Work instructions: Reproduce the records below in full and exactly, without their images.
───── Task input
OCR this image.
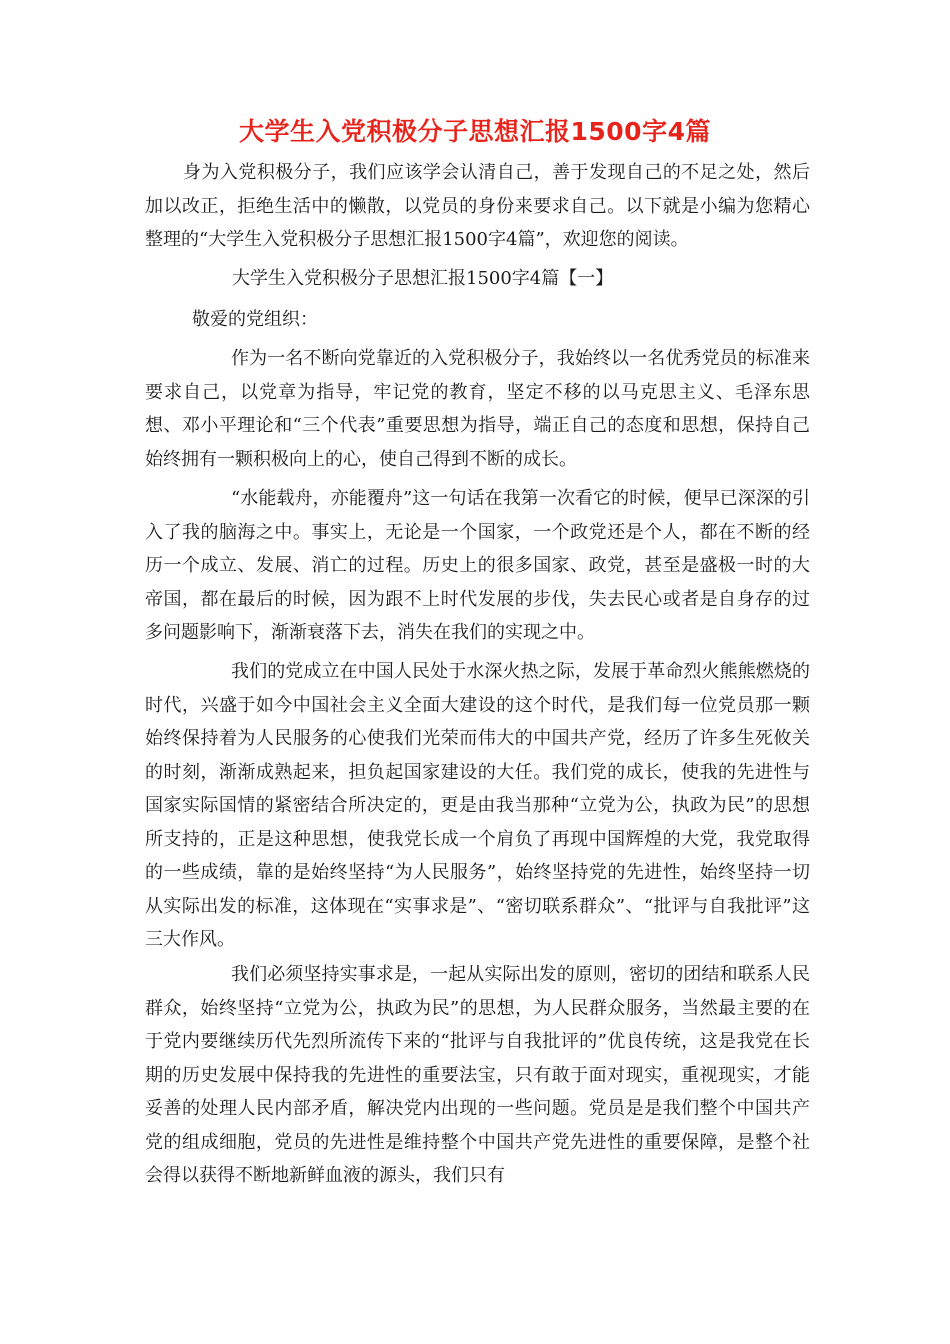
大学生入党积极分子思想汇报1500字4篇

身为入党积极分子，我们应该学会认清自己，善于发现自己的不足之处，然后加以改正，拒绝生活中的懒散，以党员的身份来要求自己。以下就是小编为您精心整理的“大学生入党积极分子思想汇报1500字4篇”，欢迎您的阅读。

大学生入党积极分子思想汇报1500字4篇【一】

敬爱的党组织：

作为一名不断向党靠近的入党积极分子，我始终以一名优秀党员的标准来要求自己，以党章为指导，牢记党的教育，坚定不移的以马克思主义、毛泽东思想、邓小平理论和“三个代表”重要思想为指导，端正自己的态度和思想，保持自己始终拥有一颗积极向上的心，使自己得到不断的成长。

“水能载舟，亦能覆舟”这一句话在我第一次看它的时候，便早已深深的引入了我的脑海之中。事实上，无论是一个国家，一个政党还是个人，都在不断的经历一个成立、发展、消亡的过程。历史上的很多国家、政党，甚至是盛极一时的大帝国，都在最后的时候，因为跟不上时代发展的步伐，失去民心或者是自身存的过多问题影响下，渐渐衰落下去，消失在我们的实现之中。

我们的党成立在中国人民处于水深火热之际，发展于革命烈火熊熊燃烧的时代，兴盛于如今中国社会主义全面大建设的这个时代，是我们每一位党员那一颗始终保持着为人民服务的心使我们光荣而伟大的中国共产党，经历了许多生死攸关的时刻，渐渐成熟起来，担负起国家建设的大任。我们党的成长，使我的先进性与国家实际国情的紧密结合所决定的，更是由我当那种“立党为公，执政为民”的思想所支持的，正是这种思想，使我党长成一个肩负了再现中国辉煌的大党，我党取得的一些成绩，靠的是始终坚持“为人民服务”，始终坚持党的先进性，始终坚持一切从实际出发的标准，这体现在“实事求是”、“密切联系群众”、“批评与自我批评”这三大作风。

我们必须坚持实事求是，一起从实际出发的原则，密切的团结和联系人民群众，始终坚持“立党为公，执政为民”的思想，为人民群众服务，当然最主要的在于党内要继续历代先烈所流传下来的“批评与自我批评的”优良传统，这是我党在长期的历史发展中保持我的先进性的重要法宝，只有敢于面对现实，重视现实，才能妥善的处理人民内部矛盾，解决党内出现的一些问题。党员是是我们整个中国共产党的组成细胞，党员的先进性是维持整个中国共产党先进性的重要保障，是整个社会得以获得不断地新鲜血液的源头，我们只有
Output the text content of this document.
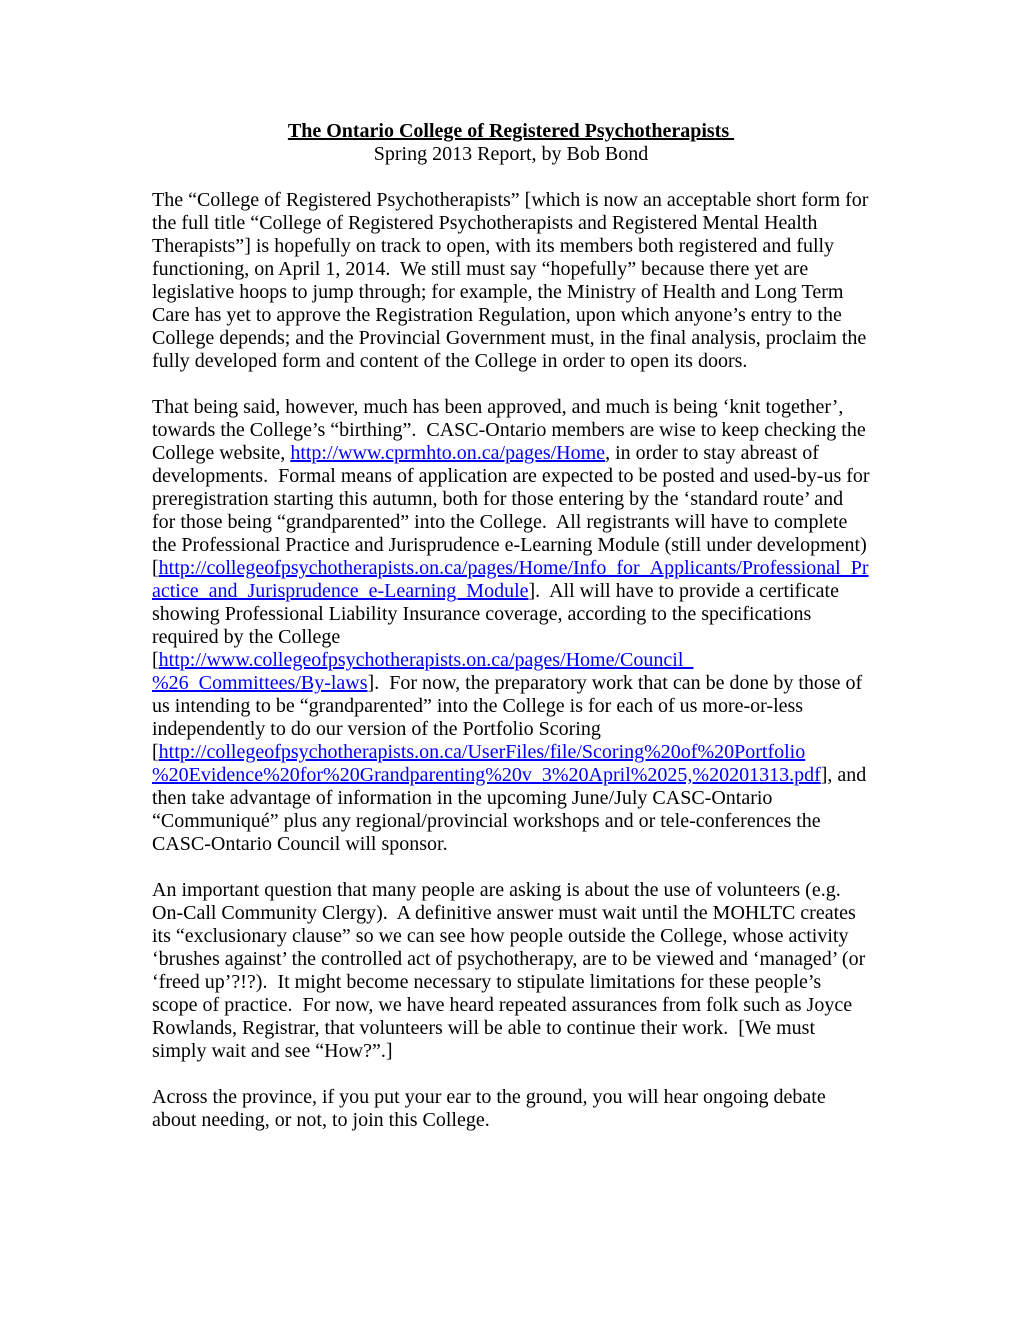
The Ontario College of Registered Psychotherapists
Spring 2013 Report, by Bob Bond
The “College of Registered Psychotherapists” [which is now an acceptable short form for
the full title “College of Registered Psychotherapists and Registered Mental Health
Therapists”] is hopefully on track to open, with its members both registered and fully
functioning, on April 1, 2014.  We still must say “hopefully” because there yet are
legislative hoops to jump through; for example, the Ministry of Health and Long Term
Care has yet to approve the Registration Regulation, upon which anyone’s entry to the
College depends; and the Provincial Government must, in the final analysis, proclaim the
fully developed form and content of the College in order to open its doors.
That being said, however, much has been approved, and much is being ‘knit together’,
towards the College’s “birthing”.  CASC-Ontario members are wise to keep checking the
College website, http://www.cprmhto.on.ca/pages/Home, in order to stay abreast of
developments.  Formal means of application are expected to be posted and used-by-us for
preregistration starting this autumn, both for those entering by the ‘standard route’ and
for those being “grandparented” into the College.  All registrants will have to complete
the Professional Practice and Jurisprudence e-Learning Module (still under development)
[http://collegeofpsychotherapists.on.ca/pages/Home/Info_for_Applicants/Professional_Pr
actice_and_Jurisprudence_e-Learning_Module].  All will have to provide a certificate
showing Professional Liability Insurance coverage, according to the specifications
required by the College
[http://www.collegeofpsychotherapists.on.ca/pages/Home/Council_
%26_Committees/By-laws].  For now, the preparatory work that can be done by those of
us intending to be “grandparented” into the College is for each of us more-or-less
independently to do our version of the Portfolio Scoring
[http://collegeofpsychotherapists.on.ca/UserFiles/file/Scoring%20of%20Portfolio
%20Evidence%20for%20Grandparenting%20v_3%20April%2025,%20201313.pdf], and
then take advantage of information in the upcoming June/July CASC-Ontario
“Communiqué” plus any regional/provincial workshops and or tele-conferences the
CASC-Ontario Council will sponsor.
An important question that many people are asking is about the use of volunteers (e.g.
On-Call Community Clergy).  A definitive answer must wait until the MOHLTC creates
its “exclusionary clause” so we can see how people outside the College, whose activity
‘brushes against’ the controlled act of psychotherapy, are to be viewed and ‘managed’ (or
‘freed up’?!?).  It might become necessary to stipulate limitations for these people’s
scope of practice.  For now, we have heard repeated assurances from folk such as Joyce
Rowlands, Registrar, that volunteers will be able to continue their work.  [We must
simply wait and see “How?”.]
Across the province, if you put your ear to the ground, you will hear ongoing debate
about needing, or not, to join this College.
──────────
Written reply:
OCR this image.
大学生入党积极分子思想汇报1500字4篇

身为入党积极分子，我们应该学会认清自己，善于发现自己的不足之处，然后加以改正，拒绝生活中的懒散，以党员的身份来要求自己。以下就是小编为您精心整理的“大学生入党积极分子思想汇报1500字4篇”，欢迎您的阅读。

大学生入党积极分子思想汇报1500字4篇【一】

敬爱的党组织：

作为一名不断向党靠近的入党积极分子，我始终以一名优秀党员的标准来要求自己，以党章为指导，牢记党的教育，坚定不移的以马克思主义、毛泽东思想、邓小平理论和“三个代表”重要思想为指导，端正自己的态度和思想，保持自己始终拥有一颗积极向上的心，使自己得到不断的成长。

“水能载舟，亦能覆舟”这一句话在我第一次看它的时候，便早已深深的引入了我的脑海之中。事实上，无论是一个国家，一个政党还是个人，都在不断的经历一个成立、发展、消亡的过程。历史上的很多国家、政党，甚至是盛极一时的大帝国，都在最后的时候，因为跟不上时代发展的步伐，失去民心或者是自身存的过多问题影响下，渐渐衰落下去，消失在我们的实现之中。

我们的党成立在中国人民处于水深火热之际，发展于革命烈火熊熊燃烧的时代，兴盛于如今中国社会主义全面大建设的这个时代，是我们每一位党员那一颗始终保持着为人民服务的心使我们光荣而伟大的中国共产党，经历了许多生死攸关的时刻，渐渐成熟起来，担负起国家建设的大任。我们党的成长，使我的先进性与国家实际国情的紧密结合所决定的，更是由我当那种“立党为公，执政为民”的思想所支持的，正是这种思想，使我党长成一个肩负了再现中国辉煌的大党，我党取得的一些成绩，靠的是始终坚持“为人民服务”，始终坚持党的先进性，始终坚持一切从实际出发的标准，这体现在“实事求是”、“密切联系群众”、“批评与自我批评”这三大作风。

我们必须坚持实事求是，一起从实际出发的原则，密切的团结和联系人民群众，始终坚持“立党为公，执政为民”的思想，为人民群众服务，当然最主要的在于党内要继续历代先烈所流传下来的“批评与自我批评的”优良传统，这是我党在长期的历史发展中保持我的先进性的重要法宝，只有敢于面对现实，重视现实，才能妥善的处理人民内部矛盾，解决党内出现的一些问题。党员是是我们整个中国共产党的组成细胞，党员的先进性是维持整个中国共产党先进性的重要保障，是整个社会得以获得不断地新鲜血液的源头，我们只有
Output the text content of this document.
The Ontario College of Registered Psychotherapists
Spring 2013 Report, by Bob Bond
The “College of Registered Psychotherapists” [which is now an acceptable short form for
the full title “College of Registered Psychotherapists and Registered Mental Health
Therapists”] is hopefully on track to open, with its members both registered and fully
functioning, on April 1, 2014.  We still must say “hopefully” because there yet are
legislative hoops to jump through; for example, the Ministry of Health and Long Term
Care has yet to approve the Registration Regulation, upon which anyone’s entry to the
College depends; and the Provincial Government must, in the final analysis, proclaim the
fully developed form and content of the College in order to open its doors.
That being said, however, much has been approved, and much is being ‘knit together’,
towards the College’s “birthing”.  CASC-Ontario members are wise to keep checking the
College website, http://www.cprmhto.on.ca/pages/Home, in order to stay abreast of
developments.  Formal means of application are expected to be posted and used-by-us for
preregistration starting this autumn, both for those entering by the ‘standard route’ and
for those being “grandparented” into the College.  All registrants will have to complete
the Professional Practice and Jurisprudence e-Learning Module (still under development)
[http://collegeofpsychotherapists.on.ca/pages/Home/Info_for_Applicants/Professional_Pr
actice_and_Jurisprudence_e-Learning_Module].  All will have to provide a certificate
showing Professional Liability Insurance coverage, according to the specifications
required by the College
[http://www.collegeofpsychotherapists.on.ca/pages/Home/Council_
%26_Committees/By-laws].  For now, the preparatory work that can be done by those of
us intending to be “grandparented” into the College is for each of us more-or-less
independently to do our version of the Portfolio Scoring
[http://collegeofpsychotherapists.on.ca/UserFiles/file/Scoring%20of%20Portfolio
%20Evidence%20for%20Grandparenting%20v_3%20April%2025,%20201313.pdf], and
then take advantage of information in the upcoming June/July CASC-Ontario
“Communiqué” plus any regional/provincial workshops and or tele-conferences the
CASC-Ontario Council will sponsor.
An important question that many people are asking is about the use of volunteers (e.g.
On-Call Community Clergy).  A definitive answer must wait until the MOHLTC creates
its “exclusionary clause” so we can see how people outside the College, whose activity
‘brushes against’ the controlled act of psychotherapy, are to be viewed and ‘managed’ (or
‘freed up’?!?).  It might become necessary to stipulate limitations for these people’s
scope of practice.  For now, we have heard repeated assurances from folk such as Joyce
Rowlands, Registrar, that volunteers will be able to continue their work.  [We must
simply wait and see “How?”.]
Across the province, if you put your ear to the ground, you will hear ongoing debate
about needing, or not, to join this College.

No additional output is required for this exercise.